◆ STATED PROBLEM ◆
Count the lines in the records below that contain the word "JSON", and give only that number.

◆ INPUT DATA ◆
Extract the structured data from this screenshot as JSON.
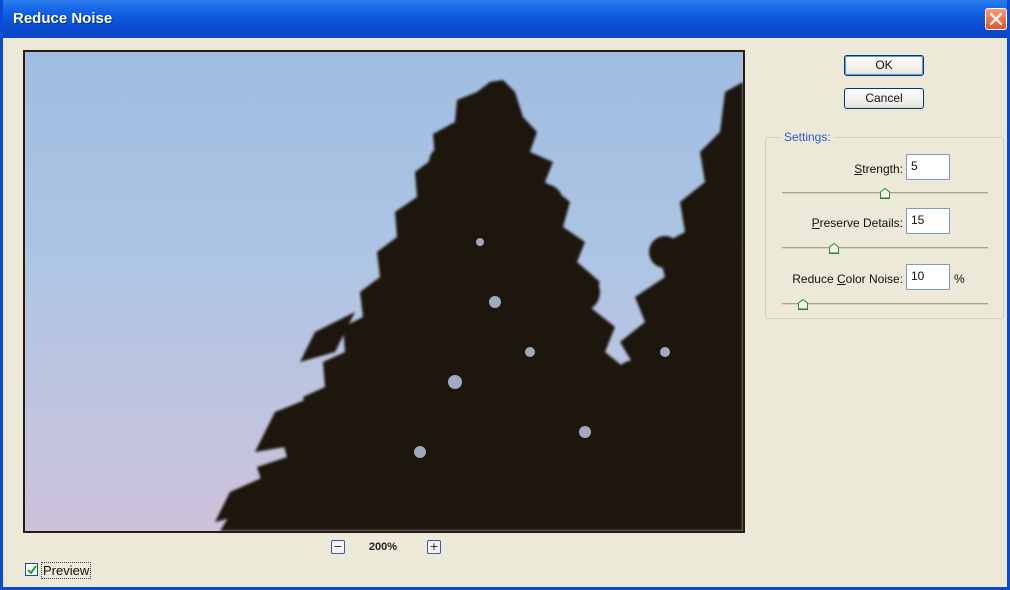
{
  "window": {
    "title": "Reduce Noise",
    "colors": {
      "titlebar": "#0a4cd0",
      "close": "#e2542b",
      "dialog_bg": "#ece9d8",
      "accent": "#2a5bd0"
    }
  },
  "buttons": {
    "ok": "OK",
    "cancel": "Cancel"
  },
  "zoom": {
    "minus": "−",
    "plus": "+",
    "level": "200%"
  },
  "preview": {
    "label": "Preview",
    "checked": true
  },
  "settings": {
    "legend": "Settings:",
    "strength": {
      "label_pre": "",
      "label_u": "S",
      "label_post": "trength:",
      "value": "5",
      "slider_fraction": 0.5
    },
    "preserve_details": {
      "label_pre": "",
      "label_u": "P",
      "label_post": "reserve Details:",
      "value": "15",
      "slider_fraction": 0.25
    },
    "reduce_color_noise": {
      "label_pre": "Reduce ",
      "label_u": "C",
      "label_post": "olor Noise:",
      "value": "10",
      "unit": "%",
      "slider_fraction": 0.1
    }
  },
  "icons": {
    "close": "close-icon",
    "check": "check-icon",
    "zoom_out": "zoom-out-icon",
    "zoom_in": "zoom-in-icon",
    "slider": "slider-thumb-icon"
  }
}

...

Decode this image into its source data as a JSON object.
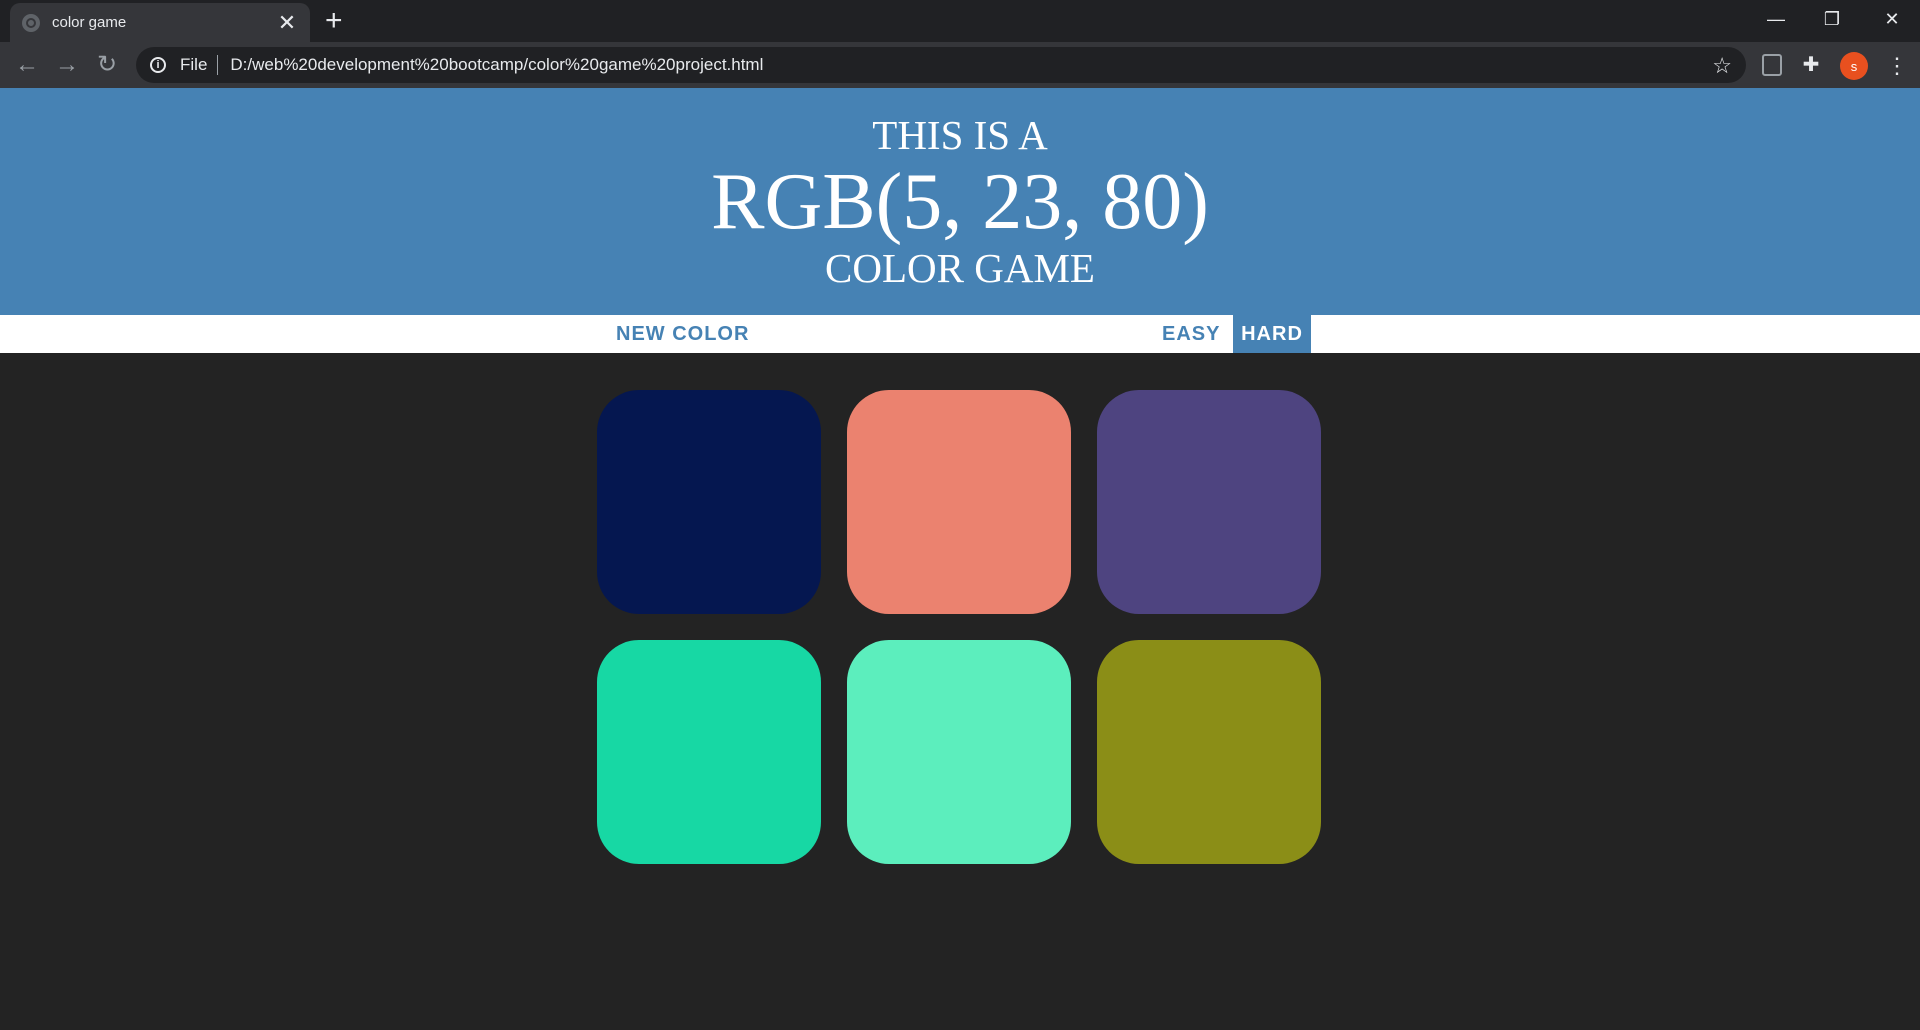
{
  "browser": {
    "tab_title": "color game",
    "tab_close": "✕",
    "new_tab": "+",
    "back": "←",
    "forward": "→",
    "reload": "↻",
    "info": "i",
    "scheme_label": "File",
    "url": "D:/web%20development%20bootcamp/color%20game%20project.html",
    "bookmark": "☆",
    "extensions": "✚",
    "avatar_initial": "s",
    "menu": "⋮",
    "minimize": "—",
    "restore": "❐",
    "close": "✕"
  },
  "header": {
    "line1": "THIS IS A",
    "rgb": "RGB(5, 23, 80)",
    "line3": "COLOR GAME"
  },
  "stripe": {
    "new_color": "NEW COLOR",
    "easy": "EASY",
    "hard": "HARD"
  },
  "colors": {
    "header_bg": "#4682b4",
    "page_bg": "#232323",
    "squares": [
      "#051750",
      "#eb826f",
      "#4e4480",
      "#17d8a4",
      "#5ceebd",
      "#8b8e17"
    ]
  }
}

◆ EXERCISE OUTPUT ◆
2